» Aim of the task: Produce a word-for-word copy of the listing below without its pictures.

** start Data rows **

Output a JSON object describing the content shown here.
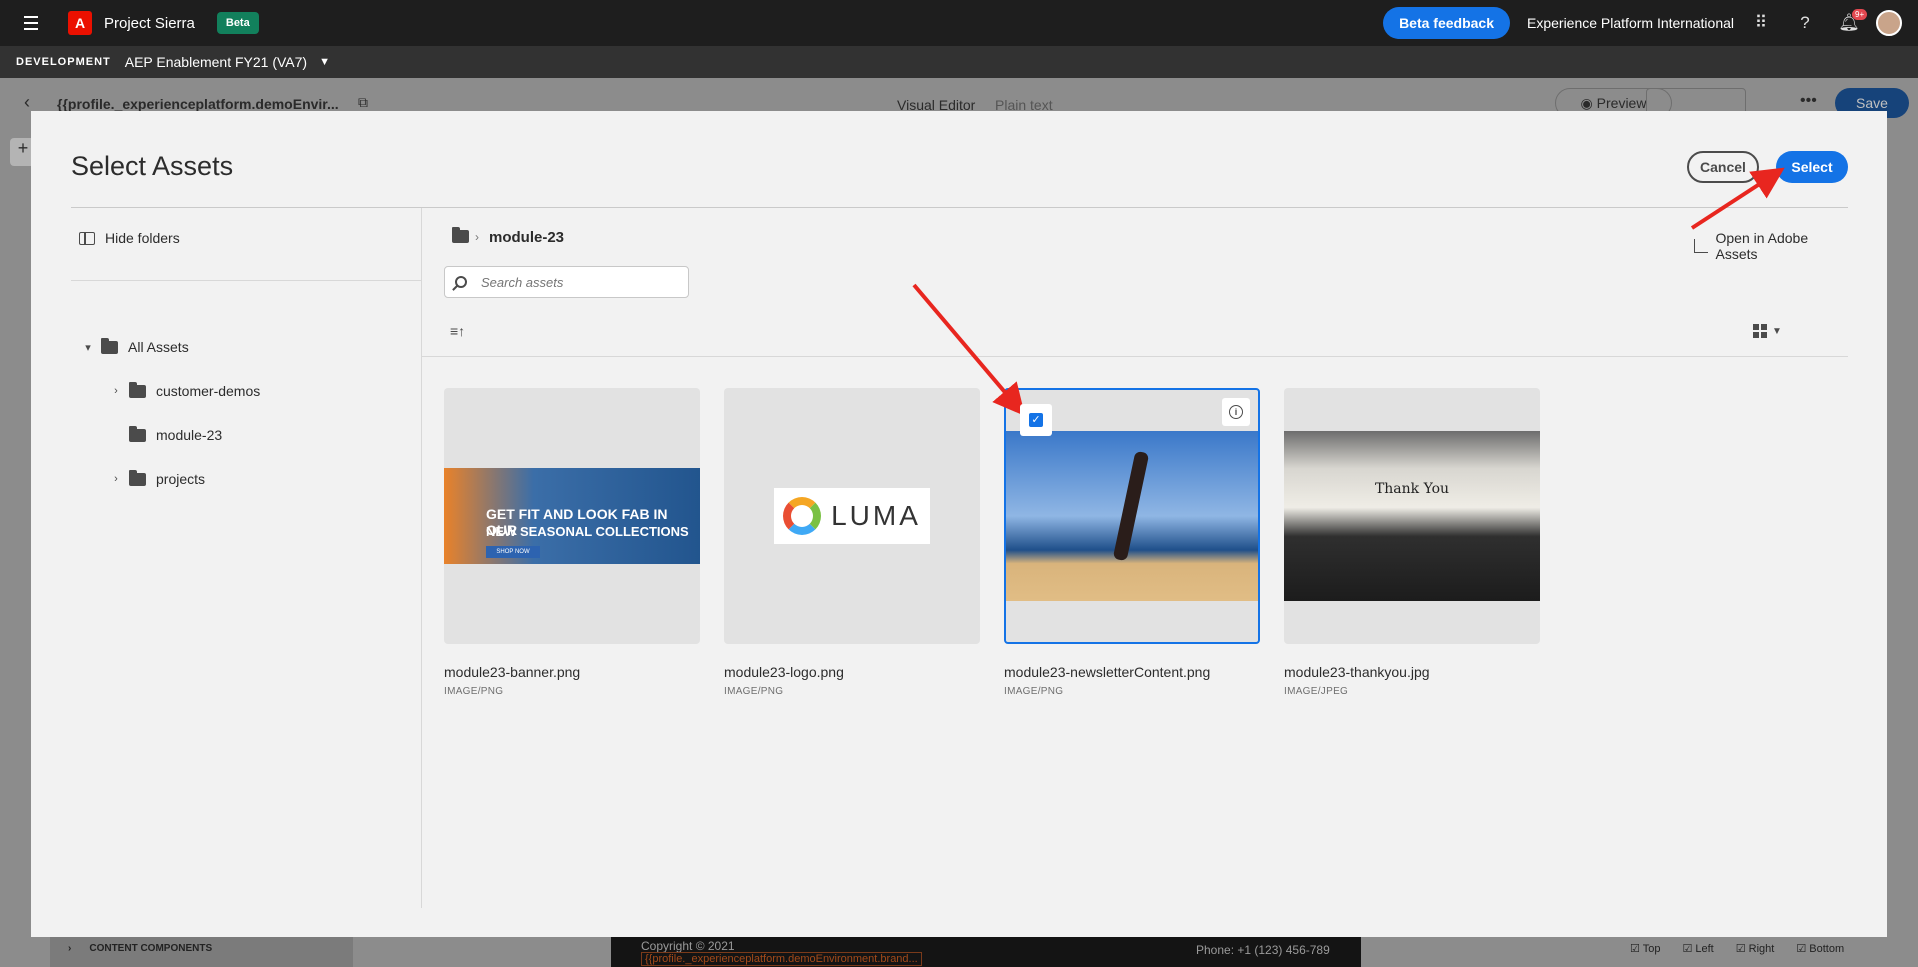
{
  "shell": {
    "app_name": "Project Sierra",
    "beta_badge": "Beta",
    "feedback_label": "Beta feedback",
    "org_name": "Experience Platform International",
    "notification_count": "9+"
  },
  "sandbox": {
    "env_label": "DEVELOPMENT",
    "name": "AEP Enablement FY21 (VA7)"
  },
  "editor": {
    "title": "{{profile._experienceplatform.demoEnvir...",
    "tab_visual": "Visual Editor",
    "tab_plain": "Plain text",
    "preview_label": "Preview",
    "save_label": "Save",
    "content_components_label": "CONTENT COMPONENTS",
    "footer_copyright": "Copyright © 2021",
    "footer_brand": "{{profile._experienceplatform.demoEnvironment.brand...",
    "footer_phone": "Phone: +1 (123) 456-789",
    "border_checks": [
      "Top",
      "Left",
      "Right",
      "Bottom"
    ]
  },
  "modal": {
    "title": "Select Assets",
    "cancel_label": "Cancel",
    "select_label": "Select",
    "hide_folders_label": "Hide folders",
    "open_in_adobe_label": "Open in Adobe Assets",
    "breadcrumb_current": "module-23",
    "search_placeholder": "Search assets",
    "tree": {
      "root": "All Assets",
      "children": [
        "customer-demos",
        "module-23",
        "projects"
      ]
    },
    "assets": [
      {
        "name": "module23-banner.png",
        "type": "IMAGE/PNG",
        "selected": false
      },
      {
        "name": "module23-logo.png",
        "type": "IMAGE/PNG",
        "selected": false
      },
      {
        "name": "module23-newsletterContent.png",
        "type": "IMAGE/PNG",
        "selected": true
      },
      {
        "name": "module23-thankyou.jpg",
        "type": "IMAGE/JPEG",
        "selected": false
      }
    ],
    "banner_text": {
      "line1": "GET FIT AND LOOK FAB IN OUR",
      "line2": "NEW SEASONAL COLLECTIONS",
      "cta": "SHOP NOW"
    },
    "logo_text": "LUMA",
    "thankyou_text": "Thank You"
  },
  "colors": {
    "accent": "#1473e6",
    "annotation_arrow": "#e8261f",
    "beta_badge": "#12805c"
  }
}
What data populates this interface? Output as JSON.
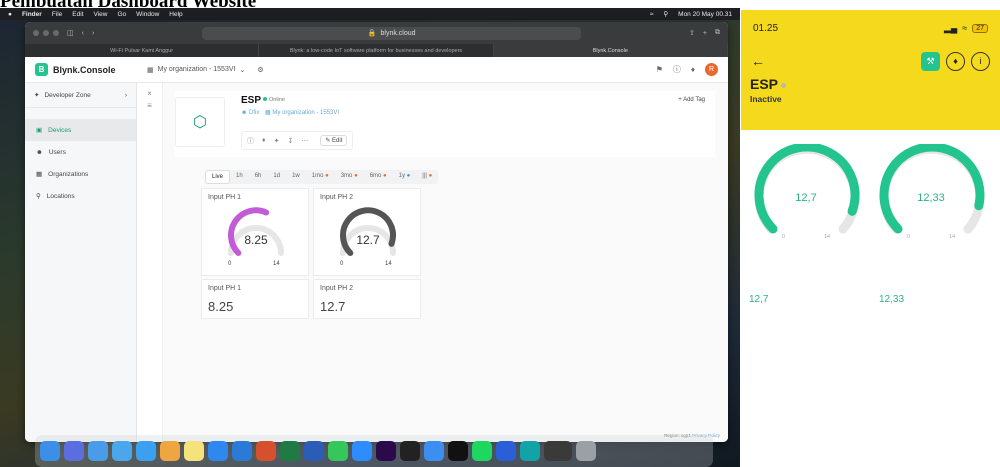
{
  "heading": "Pembuatan Dashboard Website",
  "menubar": {
    "apple": "",
    "items": [
      "Finder",
      "File",
      "Edit",
      "View",
      "Go",
      "Window",
      "Help"
    ],
    "datetime": "Mon 20 May 00.31"
  },
  "browser": {
    "url": "blynk.cloud",
    "tabs": [
      "Wi-Fi Pulsar Kami Anggur",
      "Blynk: a low-code IoT software platform for businesses and developers",
      "Blynk.Console"
    ]
  },
  "console": {
    "logo": "Blynk.Console",
    "org_selector": "My organization - 1553VI",
    "avatar_initial": "R",
    "sidebar": {
      "developer_zone": "Developer Zone",
      "items": [
        "Devices",
        "Users",
        "Organizations",
        "Locations"
      ],
      "active": "Devices"
    },
    "device": {
      "name": "ESP",
      "status": "Online",
      "owner": "Dfix",
      "organization": "My organization - 1553VI",
      "edit_label": "Edit",
      "add_tag_label": "+ Add Tag"
    },
    "time_ranges": [
      "Live",
      "1h",
      "6h",
      "1d",
      "1w",
      "1mo",
      "3mo",
      "6mo",
      "1y",
      "|||"
    ],
    "active_range": "Live",
    "gauges": [
      {
        "title": "Input PH 1",
        "value": "8.25",
        "min": "0",
        "max": "14",
        "color": "#c45bd6",
        "fraction": 0.589
      },
      {
        "title": "Input PH 2",
        "value": "12.7",
        "min": "0",
        "max": "14",
        "color": "#555555",
        "fraction": 0.907
      }
    ],
    "labels": [
      {
        "title": "Input PH 1",
        "value": "8.25"
      },
      {
        "title": "Input PH 2",
        "value": "12.7"
      }
    ],
    "region_text": "Region: sgp1",
    "privacy_link": "Privacy Policy"
  },
  "phone": {
    "time": "01.25",
    "battery": "27",
    "device_name": "ESP",
    "device_state": "Inactive",
    "accent": "#f5d91c",
    "gauges": [
      {
        "value": "12,7",
        "min": "0",
        "max": "14",
        "fraction": 0.907
      },
      {
        "value": "12,33",
        "min": "0",
        "max": "14",
        "fraction": 0.881
      }
    ],
    "labels": [
      "12,7",
      "12,33"
    ]
  }
}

** end Data rows **

» Expected output:
Output a JSON object describing the content shown here.
{
  "shell": {
    "app_name": "Project Sierra",
    "beta_badge": "Beta",
    "feedback_label": "Beta feedback",
    "org_name": "Experience Platform International",
    "notification_count": "9+"
  },
  "sandbox": {
    "env_label": "DEVELOPMENT",
    "name": "AEP Enablement FY21 (VA7)"
  },
  "editor": {
    "title": "{{profile._experienceplatform.demoEnvir...",
    "tab_visual": "Visual Editor",
    "tab_plain": "Plain text",
    "preview_label": "Preview",
    "save_label": "Save",
    "content_components_label": "CONTENT COMPONENTS",
    "footer_copyright": "Copyright © 2021",
    "footer_brand": "{{profile._experienceplatform.demoEnvironment.brand...",
    "footer_phone": "Phone: +1 (123) 456-789",
    "border_checks": [
      "Top",
      "Left",
      "Right",
      "Bottom"
    ]
  },
  "modal": {
    "title": "Select Assets",
    "cancel_label": "Cancel",
    "select_label": "Select",
    "hide_folders_label": "Hide folders",
    "open_in_adobe_label": "Open in Adobe Assets",
    "breadcrumb_current": "module-23",
    "search_placeholder": "Search assets",
    "tree": {
      "root": "All Assets",
      "children": [
        "customer-demos",
        "module-23",
        "projects"
      ]
    },
    "assets": [
      {
        "name": "module23-banner.png",
        "type": "IMAGE/PNG",
        "selected": false
      },
      {
        "name": "module23-logo.png",
        "type": "IMAGE/PNG",
        "selected": false
      },
      {
        "name": "module23-newsletterContent.png",
        "type": "IMAGE/PNG",
        "selected": true
      },
      {
        "name": "module23-thankyou.jpg",
        "type": "IMAGE/JPEG",
        "selected": false
      }
    ],
    "banner_text": {
      "line1": "GET FIT AND LOOK FAB IN OUR",
      "line2": "NEW SEASONAL COLLECTIONS",
      "cta": "SHOP NOW"
    },
    "logo_text": "LUMA",
    "thankyou_text": "Thank You"
  },
  "colors": {
    "accent": "#1473e6",
    "annotation_arrow": "#e8261f",
    "beta_badge": "#12805c"
  }
}
What data populates this interface? Output as JSON.
{
  "heading": "Pembuatan Dashboard Website",
  "menubar": {
    "apple": "",
    "items": [
      "Finder",
      "File",
      "Edit",
      "View",
      "Go",
      "Window",
      "Help"
    ],
    "datetime": "Mon 20 May 00.31"
  },
  "browser": {
    "url": "blynk.cloud",
    "tabs": [
      "Wi-Fi Pulsar Kami Anggur",
      "Blynk: a low-code IoT software platform for businesses and developers",
      "Blynk.Console"
    ]
  },
  "console": {
    "logo": "Blynk.Console",
    "org_selector": "My organization - 1553VI",
    "avatar_initial": "R",
    "sidebar": {
      "developer_zone": "Developer Zone",
      "items": [
        "Devices",
        "Users",
        "Organizations",
        "Locations"
      ],
      "active": "Devices"
    },
    "device": {
      "name": "ESP",
      "status": "Online",
      "owner": "Dfix",
      "organization": "My organization - 1553VI",
      "edit_label": "Edit",
      "add_tag_label": "+ Add Tag"
    },
    "time_ranges": [
      "Live",
      "1h",
      "6h",
      "1d",
      "1w",
      "1mo",
      "3mo",
      "6mo",
      "1y",
      "|||"
    ],
    "active_range": "Live",
    "gauges": [
      {
        "title": "Input PH 1",
        "value": "8.25",
        "min": "0",
        "max": "14",
        "color": "#c45bd6",
        "fraction": 0.589
      },
      {
        "title": "Input PH 2",
        "value": "12.7",
        "min": "0",
        "max": "14",
        "color": "#555555",
        "fraction": 0.907
      }
    ],
    "labels": [
      {
        "title": "Input PH 1",
        "value": "8.25"
      },
      {
        "title": "Input PH 2",
        "value": "12.7"
      }
    ],
    "region_text": "Region: sgp1",
    "privacy_link": "Privacy Policy"
  },
  "phone": {
    "time": "01.25",
    "battery": "27",
    "device_name": "ESP",
    "device_state": "Inactive",
    "accent": "#f5d91c",
    "gauges": [
      {
        "value": "12,7",
        "min": "0",
        "max": "14",
        "fraction": 0.907
      },
      {
        "value": "12,33",
        "min": "0",
        "max": "14",
        "fraction": 0.881
      }
    ],
    "labels": [
      "12,7",
      "12,33"
    ]
  }
}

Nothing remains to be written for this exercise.